The required output consists solely of the lines from the line containing "Give me the JSON representation of this screenshot's text" through the end of the records, copied exactly.

--- Recorded data ---

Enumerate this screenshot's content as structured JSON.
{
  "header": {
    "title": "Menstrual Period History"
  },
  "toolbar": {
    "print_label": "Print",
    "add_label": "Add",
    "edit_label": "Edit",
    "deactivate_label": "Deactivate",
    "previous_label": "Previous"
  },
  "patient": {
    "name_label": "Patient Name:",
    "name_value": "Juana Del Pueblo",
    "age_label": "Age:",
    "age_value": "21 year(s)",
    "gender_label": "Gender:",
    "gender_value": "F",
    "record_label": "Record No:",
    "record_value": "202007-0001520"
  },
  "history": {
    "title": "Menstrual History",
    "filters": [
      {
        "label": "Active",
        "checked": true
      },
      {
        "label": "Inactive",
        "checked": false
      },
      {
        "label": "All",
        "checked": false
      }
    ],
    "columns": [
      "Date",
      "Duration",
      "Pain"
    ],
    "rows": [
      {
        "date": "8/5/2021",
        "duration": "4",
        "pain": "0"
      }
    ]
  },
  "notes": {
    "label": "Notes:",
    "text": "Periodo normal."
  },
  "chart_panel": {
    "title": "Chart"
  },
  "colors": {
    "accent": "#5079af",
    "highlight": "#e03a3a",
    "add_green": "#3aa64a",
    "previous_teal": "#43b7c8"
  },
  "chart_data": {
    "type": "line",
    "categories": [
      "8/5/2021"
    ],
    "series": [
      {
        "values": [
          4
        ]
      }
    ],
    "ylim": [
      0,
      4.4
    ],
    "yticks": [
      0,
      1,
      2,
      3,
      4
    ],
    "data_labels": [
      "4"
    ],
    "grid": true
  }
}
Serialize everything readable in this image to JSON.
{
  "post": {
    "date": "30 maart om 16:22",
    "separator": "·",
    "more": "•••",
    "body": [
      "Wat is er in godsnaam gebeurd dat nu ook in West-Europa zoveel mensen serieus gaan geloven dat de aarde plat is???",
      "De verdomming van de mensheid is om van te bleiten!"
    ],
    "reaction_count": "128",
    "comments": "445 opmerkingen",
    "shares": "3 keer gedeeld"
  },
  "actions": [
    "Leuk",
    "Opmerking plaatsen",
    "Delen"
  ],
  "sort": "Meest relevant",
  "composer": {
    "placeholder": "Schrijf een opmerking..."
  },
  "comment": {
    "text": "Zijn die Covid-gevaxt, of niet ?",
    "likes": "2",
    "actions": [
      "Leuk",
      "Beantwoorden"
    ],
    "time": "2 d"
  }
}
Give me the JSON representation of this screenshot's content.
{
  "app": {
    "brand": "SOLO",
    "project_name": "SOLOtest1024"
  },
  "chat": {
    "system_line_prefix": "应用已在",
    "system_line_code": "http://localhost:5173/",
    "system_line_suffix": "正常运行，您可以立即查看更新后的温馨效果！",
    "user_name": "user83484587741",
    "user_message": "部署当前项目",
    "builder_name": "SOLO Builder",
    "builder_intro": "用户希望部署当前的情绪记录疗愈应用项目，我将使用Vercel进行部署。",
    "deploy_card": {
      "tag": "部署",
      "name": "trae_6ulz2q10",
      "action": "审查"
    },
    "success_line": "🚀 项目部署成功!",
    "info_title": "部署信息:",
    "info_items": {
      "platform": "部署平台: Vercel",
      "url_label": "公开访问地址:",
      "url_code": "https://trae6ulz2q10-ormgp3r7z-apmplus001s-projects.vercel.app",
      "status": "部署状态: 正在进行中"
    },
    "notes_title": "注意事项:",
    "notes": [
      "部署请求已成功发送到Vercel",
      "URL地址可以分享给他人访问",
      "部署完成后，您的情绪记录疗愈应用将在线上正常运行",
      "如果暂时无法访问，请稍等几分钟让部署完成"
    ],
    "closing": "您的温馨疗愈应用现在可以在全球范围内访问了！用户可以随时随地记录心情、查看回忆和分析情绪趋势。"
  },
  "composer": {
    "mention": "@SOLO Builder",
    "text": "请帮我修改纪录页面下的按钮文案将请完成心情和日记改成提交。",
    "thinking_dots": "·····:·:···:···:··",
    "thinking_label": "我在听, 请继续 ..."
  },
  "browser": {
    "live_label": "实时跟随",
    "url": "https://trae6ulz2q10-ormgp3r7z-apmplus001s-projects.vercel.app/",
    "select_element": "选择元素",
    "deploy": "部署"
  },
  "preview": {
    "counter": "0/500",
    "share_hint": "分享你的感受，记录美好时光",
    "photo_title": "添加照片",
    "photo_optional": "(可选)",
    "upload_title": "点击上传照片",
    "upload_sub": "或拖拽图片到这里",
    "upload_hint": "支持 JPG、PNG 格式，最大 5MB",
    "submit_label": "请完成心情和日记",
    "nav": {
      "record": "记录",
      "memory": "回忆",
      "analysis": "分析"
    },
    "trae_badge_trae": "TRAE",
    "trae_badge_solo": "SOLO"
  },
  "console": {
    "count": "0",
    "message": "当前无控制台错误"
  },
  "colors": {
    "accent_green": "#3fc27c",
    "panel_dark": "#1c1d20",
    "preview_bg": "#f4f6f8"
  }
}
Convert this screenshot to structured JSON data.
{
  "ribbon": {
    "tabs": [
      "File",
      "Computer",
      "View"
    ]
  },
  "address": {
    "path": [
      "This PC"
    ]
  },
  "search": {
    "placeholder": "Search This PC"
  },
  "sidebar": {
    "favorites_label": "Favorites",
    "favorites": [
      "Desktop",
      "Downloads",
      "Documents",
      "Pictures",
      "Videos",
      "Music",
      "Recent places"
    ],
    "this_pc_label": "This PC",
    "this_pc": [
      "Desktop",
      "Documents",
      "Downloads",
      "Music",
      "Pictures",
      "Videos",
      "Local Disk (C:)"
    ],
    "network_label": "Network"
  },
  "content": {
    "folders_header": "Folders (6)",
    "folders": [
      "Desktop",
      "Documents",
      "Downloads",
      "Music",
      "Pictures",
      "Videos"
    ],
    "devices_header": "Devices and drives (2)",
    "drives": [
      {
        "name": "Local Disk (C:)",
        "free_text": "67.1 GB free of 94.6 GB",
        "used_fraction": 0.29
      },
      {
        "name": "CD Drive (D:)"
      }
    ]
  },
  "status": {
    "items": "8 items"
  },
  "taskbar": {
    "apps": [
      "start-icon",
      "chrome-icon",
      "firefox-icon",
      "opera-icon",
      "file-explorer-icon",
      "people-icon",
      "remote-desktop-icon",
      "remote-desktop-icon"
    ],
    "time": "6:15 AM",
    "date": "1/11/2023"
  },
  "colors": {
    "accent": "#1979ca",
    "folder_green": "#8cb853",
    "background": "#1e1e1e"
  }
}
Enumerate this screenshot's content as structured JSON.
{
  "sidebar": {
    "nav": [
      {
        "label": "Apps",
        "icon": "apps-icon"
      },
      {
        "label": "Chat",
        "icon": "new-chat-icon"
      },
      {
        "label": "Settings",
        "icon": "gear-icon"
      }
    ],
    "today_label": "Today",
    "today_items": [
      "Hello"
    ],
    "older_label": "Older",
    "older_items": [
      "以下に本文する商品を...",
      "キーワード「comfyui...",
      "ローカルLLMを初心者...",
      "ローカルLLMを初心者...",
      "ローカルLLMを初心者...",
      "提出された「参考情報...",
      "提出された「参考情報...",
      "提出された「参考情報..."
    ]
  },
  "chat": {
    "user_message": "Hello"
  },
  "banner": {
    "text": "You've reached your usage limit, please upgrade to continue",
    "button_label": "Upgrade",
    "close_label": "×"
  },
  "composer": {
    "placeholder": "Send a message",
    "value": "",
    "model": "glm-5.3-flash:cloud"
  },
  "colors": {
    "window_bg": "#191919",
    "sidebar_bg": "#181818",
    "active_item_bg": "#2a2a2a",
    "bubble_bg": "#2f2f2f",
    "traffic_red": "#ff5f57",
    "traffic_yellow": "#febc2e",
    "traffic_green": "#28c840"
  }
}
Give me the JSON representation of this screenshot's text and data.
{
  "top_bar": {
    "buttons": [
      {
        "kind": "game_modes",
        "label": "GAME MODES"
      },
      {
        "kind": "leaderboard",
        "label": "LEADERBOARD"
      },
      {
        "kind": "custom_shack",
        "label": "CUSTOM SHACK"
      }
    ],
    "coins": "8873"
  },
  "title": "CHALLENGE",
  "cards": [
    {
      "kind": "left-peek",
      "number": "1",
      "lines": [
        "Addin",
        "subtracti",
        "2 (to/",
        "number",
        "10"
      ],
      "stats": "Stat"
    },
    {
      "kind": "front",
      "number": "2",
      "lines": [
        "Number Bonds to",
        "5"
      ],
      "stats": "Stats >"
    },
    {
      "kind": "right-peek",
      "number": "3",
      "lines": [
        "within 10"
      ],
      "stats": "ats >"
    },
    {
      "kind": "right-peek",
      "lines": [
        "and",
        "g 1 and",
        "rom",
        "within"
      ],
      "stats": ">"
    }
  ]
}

---

Task solution:
Give me the JSON representation of this screenshot's text and data.
{
  "top_bar": {
    "buttons": [
      {
        "kind": "game_modes",
        "label": "GAME MODES"
      },
      {
        "kind": "leaderboard",
        "label": "LEADERBOARD"
      },
      {
        "kind": "custom_shack",
        "label": "CUSTOM SHACK"
      }
    ],
    "coins": "8873"
  },
  "title": "CHALLENGE",
  "cards": [
    {
      "kind": "left-peek",
      "number": "1",
      "lines": [
        "Addin",
        "subtracti",
        "2 (to/",
        "number",
        "10"
      ],
      "stats": "Stat"
    },
    {
      "kind": "front",
      "number": "2",
      "lines": [
        "Number Bonds to",
        "5"
      ],
      "stats": "Stats >"
    },
    {
      "kind": "right-peek",
      "number": "3",
      "lines": [
        "within 10"
      ],
      "stats": "ats >"
    },
    {
      "kind": "right-peek",
      "lines": [
        "and",
        "g 1 and",
        "rom",
        "within"
      ],
      "stats": ">"
    }
  ]
}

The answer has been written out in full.